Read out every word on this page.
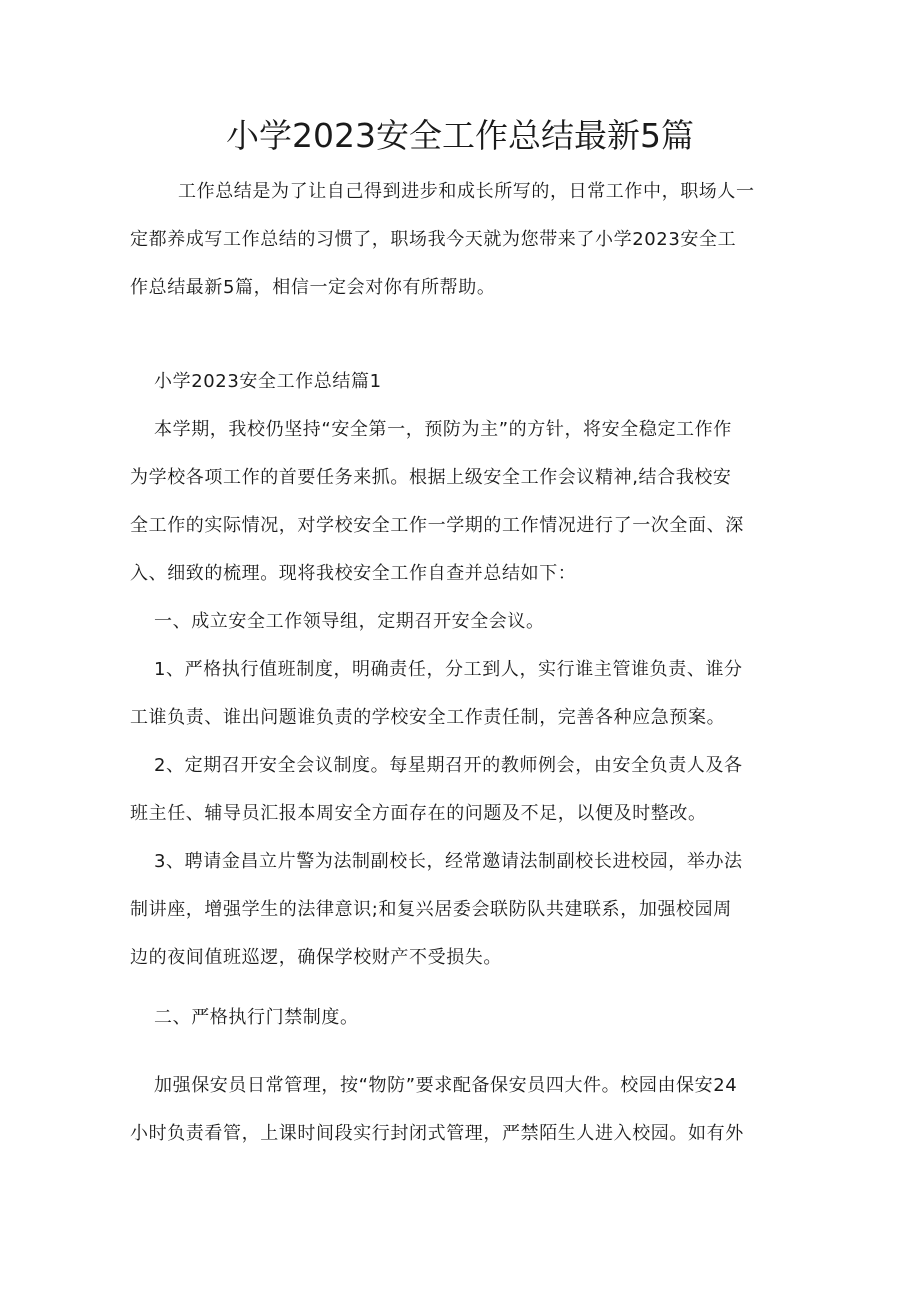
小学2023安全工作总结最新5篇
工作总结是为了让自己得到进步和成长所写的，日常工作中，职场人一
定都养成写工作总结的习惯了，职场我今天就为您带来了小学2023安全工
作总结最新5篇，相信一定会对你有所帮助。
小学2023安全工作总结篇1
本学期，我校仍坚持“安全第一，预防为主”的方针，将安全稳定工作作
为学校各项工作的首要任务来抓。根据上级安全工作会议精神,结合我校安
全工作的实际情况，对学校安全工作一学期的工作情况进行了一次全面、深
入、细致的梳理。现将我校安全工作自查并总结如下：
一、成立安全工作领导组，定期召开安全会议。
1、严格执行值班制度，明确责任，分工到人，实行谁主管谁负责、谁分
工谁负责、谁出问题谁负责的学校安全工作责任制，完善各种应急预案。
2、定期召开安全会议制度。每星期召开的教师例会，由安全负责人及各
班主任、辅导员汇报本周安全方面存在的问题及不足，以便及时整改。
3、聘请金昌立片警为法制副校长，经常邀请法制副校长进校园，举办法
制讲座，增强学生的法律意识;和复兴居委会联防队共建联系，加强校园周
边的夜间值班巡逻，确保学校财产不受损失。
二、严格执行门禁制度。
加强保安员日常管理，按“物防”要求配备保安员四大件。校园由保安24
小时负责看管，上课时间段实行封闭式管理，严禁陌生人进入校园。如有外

===============

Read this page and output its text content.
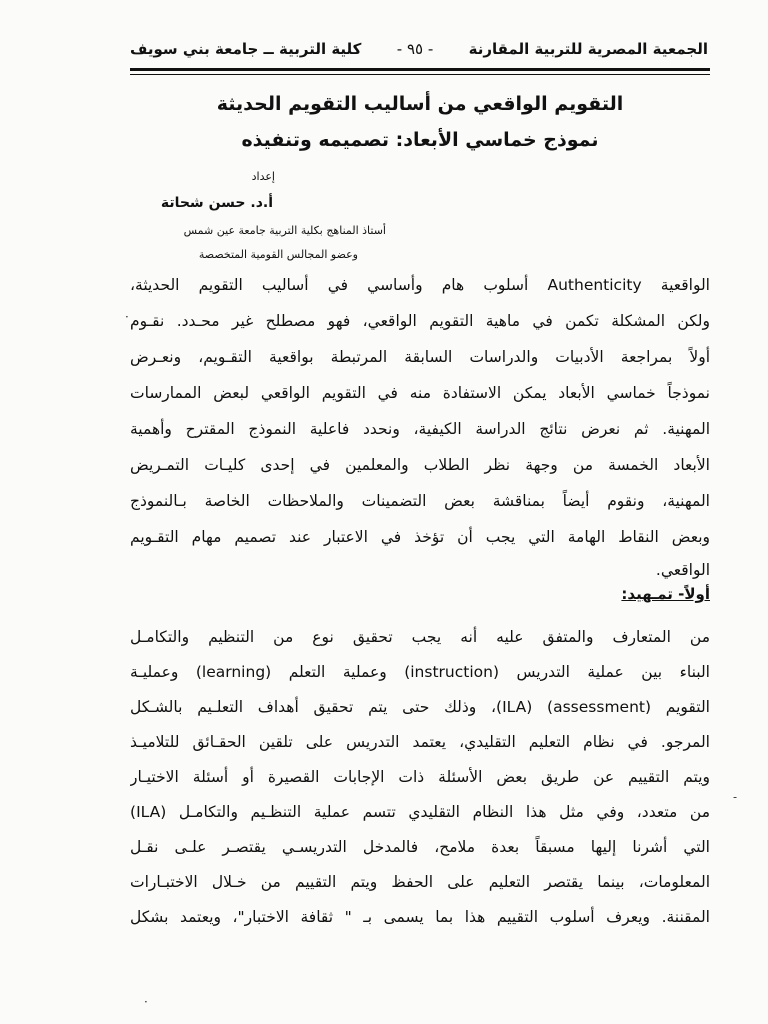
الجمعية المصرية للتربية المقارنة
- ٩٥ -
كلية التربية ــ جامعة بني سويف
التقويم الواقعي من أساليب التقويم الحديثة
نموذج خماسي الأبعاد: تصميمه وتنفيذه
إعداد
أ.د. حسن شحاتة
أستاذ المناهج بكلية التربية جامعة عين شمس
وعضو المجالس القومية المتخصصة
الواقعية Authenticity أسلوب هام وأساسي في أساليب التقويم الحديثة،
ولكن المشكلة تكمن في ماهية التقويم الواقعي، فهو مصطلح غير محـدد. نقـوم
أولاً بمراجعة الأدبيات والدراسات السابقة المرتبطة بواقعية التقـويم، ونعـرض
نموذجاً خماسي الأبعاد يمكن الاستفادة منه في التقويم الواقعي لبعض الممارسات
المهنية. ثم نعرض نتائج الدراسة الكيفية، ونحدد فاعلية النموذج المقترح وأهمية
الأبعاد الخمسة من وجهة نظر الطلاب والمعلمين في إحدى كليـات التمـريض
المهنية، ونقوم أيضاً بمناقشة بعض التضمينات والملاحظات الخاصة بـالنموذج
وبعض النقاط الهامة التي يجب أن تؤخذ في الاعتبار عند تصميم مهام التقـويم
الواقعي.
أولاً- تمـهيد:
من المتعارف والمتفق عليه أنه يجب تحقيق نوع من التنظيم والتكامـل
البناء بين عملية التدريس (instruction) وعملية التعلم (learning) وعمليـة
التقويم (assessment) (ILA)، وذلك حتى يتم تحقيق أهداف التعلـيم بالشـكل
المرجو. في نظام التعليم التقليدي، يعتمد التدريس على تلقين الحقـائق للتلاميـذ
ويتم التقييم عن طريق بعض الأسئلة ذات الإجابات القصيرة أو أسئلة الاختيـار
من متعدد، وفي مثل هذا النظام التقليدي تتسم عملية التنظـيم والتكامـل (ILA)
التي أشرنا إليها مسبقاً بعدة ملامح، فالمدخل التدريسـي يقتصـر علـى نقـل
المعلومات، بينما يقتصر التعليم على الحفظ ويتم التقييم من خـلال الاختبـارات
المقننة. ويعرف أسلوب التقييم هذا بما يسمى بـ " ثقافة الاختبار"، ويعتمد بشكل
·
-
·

===============

◆ STATED PROBLEM: From the data above, count the lines where "أساليب" occurs and give that figure and nothing else.

◆ ANSWER FOR THIS EXERCISE: 2